— Begin Data —

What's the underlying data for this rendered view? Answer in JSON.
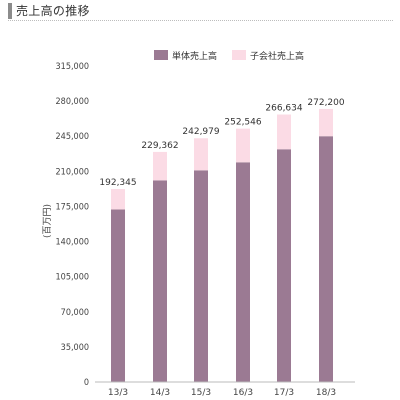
{
  "page": {
    "title": "売上高の推移"
  },
  "chart_data": {
    "type": "bar",
    "stacked": true,
    "categories": [
      "13/3",
      "14/3",
      "15/3",
      "16/3",
      "17/3",
      "18/3"
    ],
    "series": [
      {
        "name": "単体売上高",
        "color": "#9b7a93",
        "values": [
          172000,
          201000,
          211000,
          219000,
          232000,
          245000
        ]
      },
      {
        "name": "子会社売上高",
        "color": "#fbdbe5",
        "values": [
          20345,
          28362,
          31979,
          33546,
          34634,
          27200
        ]
      }
    ],
    "totals": [
      "192,345",
      "229,362",
      "242,979",
      "252,546",
      "266,634",
      "272,200"
    ],
    "ylabel": "(百万円)",
    "ylim": [
      0,
      315000
    ],
    "yticks": [
      "0",
      "35,000",
      "70,000",
      "105,000",
      "140,000",
      "175,000",
      "210,000",
      "245,000",
      "280,000",
      "315,000"
    ],
    "legend_position": "top-right",
    "grid": false
  }
}
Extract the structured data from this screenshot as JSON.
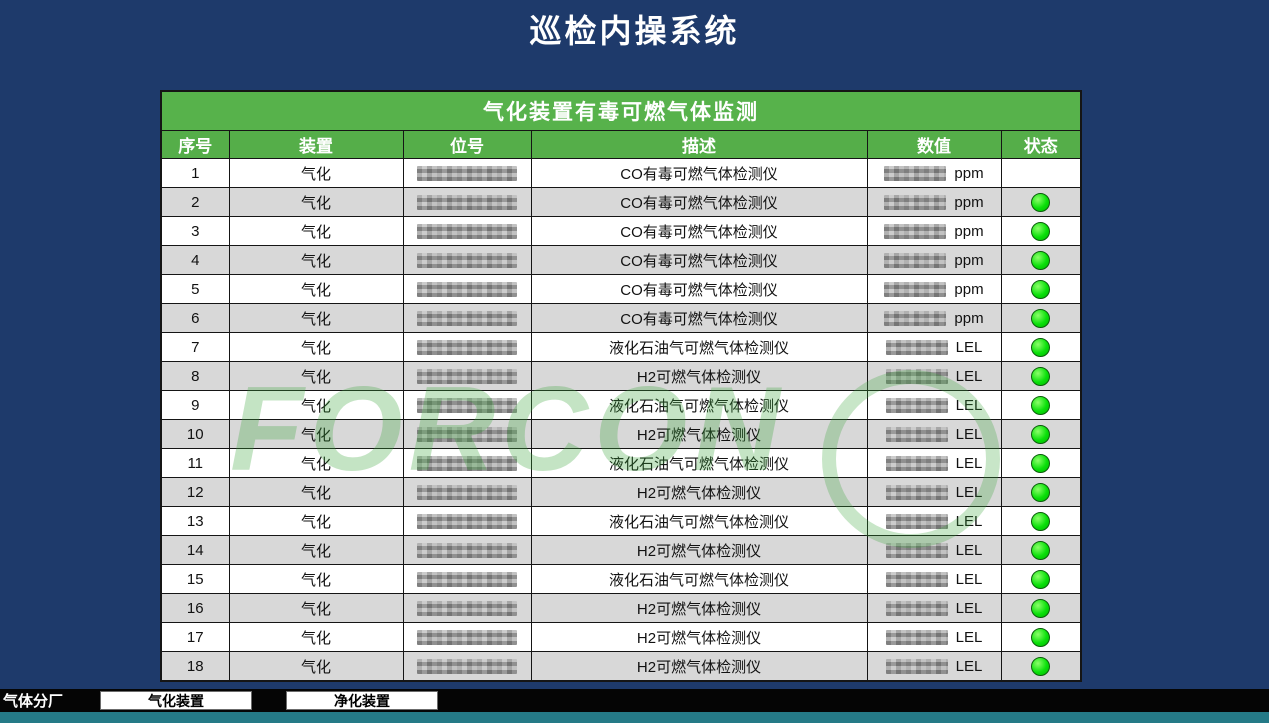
{
  "page": {
    "title": "巡检内操系统"
  },
  "colors": {
    "background": "#1e3a6b",
    "table_header_green": "#57b24b",
    "row_alt_gray": "#d8d8d8",
    "status_ok_green": "#0ae00a",
    "footer_black": "#050505",
    "bottom_strip_teal": "#257a87",
    "watermark_green": "#3aa53a"
  },
  "watermark": {
    "text": "FORCON"
  },
  "table": {
    "title": "气化装置有毒可燃气体监测",
    "columns": [
      "序号",
      "装置",
      "位号",
      "描述",
      "数值",
      "状态"
    ],
    "rows": [
      {
        "no": "1",
        "device": "气化",
        "tag_redacted": true,
        "desc": "CO有毒可燃气体检测仪",
        "value_redacted": true,
        "unit": "ppm",
        "status": "none"
      },
      {
        "no": "2",
        "device": "气化",
        "tag_redacted": true,
        "desc": "CO有毒可燃气体检测仪",
        "value_redacted": true,
        "unit": "ppm",
        "status": "ok"
      },
      {
        "no": "3",
        "device": "气化",
        "tag_redacted": true,
        "desc": "CO有毒可燃气体检测仪",
        "value_redacted": true,
        "unit": "ppm",
        "status": "ok"
      },
      {
        "no": "4",
        "device": "气化",
        "tag_redacted": true,
        "desc": "CO有毒可燃气体检测仪",
        "value_redacted": true,
        "unit": "ppm",
        "status": "ok"
      },
      {
        "no": "5",
        "device": "气化",
        "tag_redacted": true,
        "desc": "CO有毒可燃气体检测仪",
        "value_redacted": true,
        "unit": "ppm",
        "status": "ok"
      },
      {
        "no": "6",
        "device": "气化",
        "tag_redacted": true,
        "desc": "CO有毒可燃气体检测仪",
        "value_redacted": true,
        "unit": "ppm",
        "status": "ok"
      },
      {
        "no": "7",
        "device": "气化",
        "tag_redacted": true,
        "desc": "液化石油气可燃气体检测仪",
        "value_redacted": true,
        "unit": "LEL",
        "status": "ok"
      },
      {
        "no": "8",
        "device": "气化",
        "tag_redacted": true,
        "desc": "H2可燃气体检测仪",
        "value_redacted": true,
        "unit": "LEL",
        "status": "ok"
      },
      {
        "no": "9",
        "device": "气化",
        "tag_redacted": true,
        "desc": "液化石油气可燃气体检测仪",
        "value_redacted": true,
        "unit": "LEL",
        "status": "ok"
      },
      {
        "no": "10",
        "device": "气化",
        "tag_redacted": true,
        "desc": "H2可燃气体检测仪",
        "value_redacted": true,
        "unit": "LEL",
        "status": "ok"
      },
      {
        "no": "11",
        "device": "气化",
        "tag_redacted": true,
        "desc": "液化石油气可燃气体检测仪",
        "value_redacted": true,
        "unit": "LEL",
        "status": "ok"
      },
      {
        "no": "12",
        "device": "气化",
        "tag_redacted": true,
        "desc": "H2可燃气体检测仪",
        "value_redacted": true,
        "unit": "LEL",
        "status": "ok"
      },
      {
        "no": "13",
        "device": "气化",
        "tag_redacted": true,
        "desc": "液化石油气可燃气体检测仪",
        "value_redacted": true,
        "unit": "LEL",
        "status": "ok"
      },
      {
        "no": "14",
        "device": "气化",
        "tag_redacted": true,
        "desc": "H2可燃气体检测仪",
        "value_redacted": true,
        "unit": "LEL",
        "status": "ok"
      },
      {
        "no": "15",
        "device": "气化",
        "tag_redacted": true,
        "desc": "液化石油气可燃气体检测仪",
        "value_redacted": true,
        "unit": "LEL",
        "status": "ok"
      },
      {
        "no": "16",
        "device": "气化",
        "tag_redacted": true,
        "desc": "H2可燃气体检测仪",
        "value_redacted": true,
        "unit": "LEL",
        "status": "ok"
      },
      {
        "no": "17",
        "device": "气化",
        "tag_redacted": true,
        "desc": "H2可燃气体检测仪",
        "value_redacted": true,
        "unit": "LEL",
        "status": "ok"
      },
      {
        "no": "18",
        "device": "气化",
        "tag_redacted": true,
        "desc": "H2可燃气体检测仪",
        "value_redacted": true,
        "unit": "LEL",
        "status": "ok"
      }
    ]
  },
  "footer": {
    "label": "气体分厂",
    "buttons": [
      {
        "label": "气化装置"
      },
      {
        "label": "净化装置"
      }
    ]
  }
}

— End Data —

■ **Requirements**:
Check each line of the records for "this" and copy the ones that contain it.

■ **The reply**:
What's the underlying data for this rendered view? Answer in JSON.
Extract the structured data from this screenshot as JSON.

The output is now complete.